>> Start Dataset excerpts

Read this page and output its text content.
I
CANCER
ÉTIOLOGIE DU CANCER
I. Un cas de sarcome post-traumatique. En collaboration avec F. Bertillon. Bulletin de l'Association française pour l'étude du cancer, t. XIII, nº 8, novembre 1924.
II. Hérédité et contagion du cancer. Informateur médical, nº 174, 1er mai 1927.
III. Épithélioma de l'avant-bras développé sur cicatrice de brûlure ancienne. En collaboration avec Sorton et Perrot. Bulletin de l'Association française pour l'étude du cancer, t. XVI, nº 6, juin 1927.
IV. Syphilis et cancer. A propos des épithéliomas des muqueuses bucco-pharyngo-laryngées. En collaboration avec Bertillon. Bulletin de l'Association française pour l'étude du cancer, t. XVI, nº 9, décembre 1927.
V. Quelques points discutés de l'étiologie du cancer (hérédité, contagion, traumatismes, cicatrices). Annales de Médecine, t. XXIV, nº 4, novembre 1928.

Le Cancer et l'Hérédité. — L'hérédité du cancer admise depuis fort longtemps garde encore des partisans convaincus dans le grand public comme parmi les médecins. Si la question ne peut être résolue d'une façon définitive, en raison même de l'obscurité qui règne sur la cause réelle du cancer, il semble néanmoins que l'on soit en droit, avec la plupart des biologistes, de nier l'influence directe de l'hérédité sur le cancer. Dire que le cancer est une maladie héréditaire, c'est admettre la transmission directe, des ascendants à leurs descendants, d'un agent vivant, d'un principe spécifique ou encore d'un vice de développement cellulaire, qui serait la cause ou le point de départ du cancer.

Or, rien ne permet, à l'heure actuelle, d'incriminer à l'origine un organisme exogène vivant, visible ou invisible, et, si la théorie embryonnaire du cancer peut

>> End Dataset excerpts
>> Start Dataset excerpts

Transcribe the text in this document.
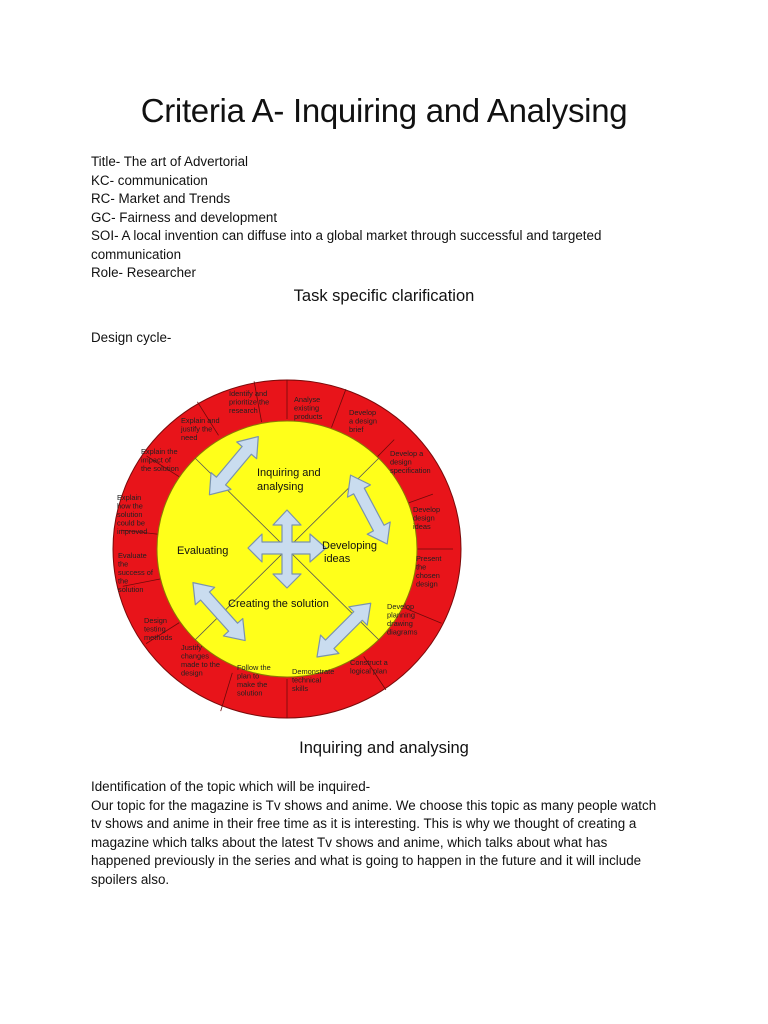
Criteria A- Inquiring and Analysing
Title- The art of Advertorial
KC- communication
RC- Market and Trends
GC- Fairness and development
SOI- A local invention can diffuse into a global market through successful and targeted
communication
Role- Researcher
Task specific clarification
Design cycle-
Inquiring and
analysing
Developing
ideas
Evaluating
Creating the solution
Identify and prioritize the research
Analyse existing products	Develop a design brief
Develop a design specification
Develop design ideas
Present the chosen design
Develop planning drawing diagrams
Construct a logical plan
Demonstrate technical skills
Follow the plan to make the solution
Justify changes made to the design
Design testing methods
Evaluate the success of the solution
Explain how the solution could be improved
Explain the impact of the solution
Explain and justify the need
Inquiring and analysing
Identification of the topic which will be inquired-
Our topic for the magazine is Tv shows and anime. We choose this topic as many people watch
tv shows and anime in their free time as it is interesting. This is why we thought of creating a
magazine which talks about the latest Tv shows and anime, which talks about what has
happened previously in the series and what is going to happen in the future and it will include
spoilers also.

>> End Dataset excerpts
>> Start Dataset excerpts

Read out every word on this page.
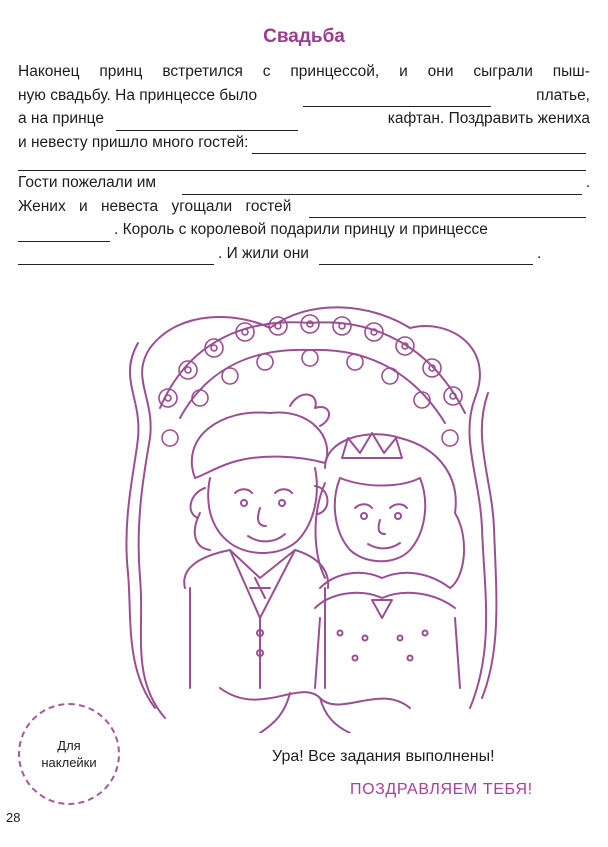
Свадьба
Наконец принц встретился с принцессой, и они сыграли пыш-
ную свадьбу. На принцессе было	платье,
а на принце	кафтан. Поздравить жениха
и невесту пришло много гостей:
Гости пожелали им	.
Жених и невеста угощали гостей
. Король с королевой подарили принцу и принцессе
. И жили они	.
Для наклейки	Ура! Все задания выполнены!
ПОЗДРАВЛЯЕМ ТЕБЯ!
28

>> End Dataset excerpts

- [Task brief]:
State how many lines in the records above contain the word "what", and give only that number.

- [Problem solution]:
2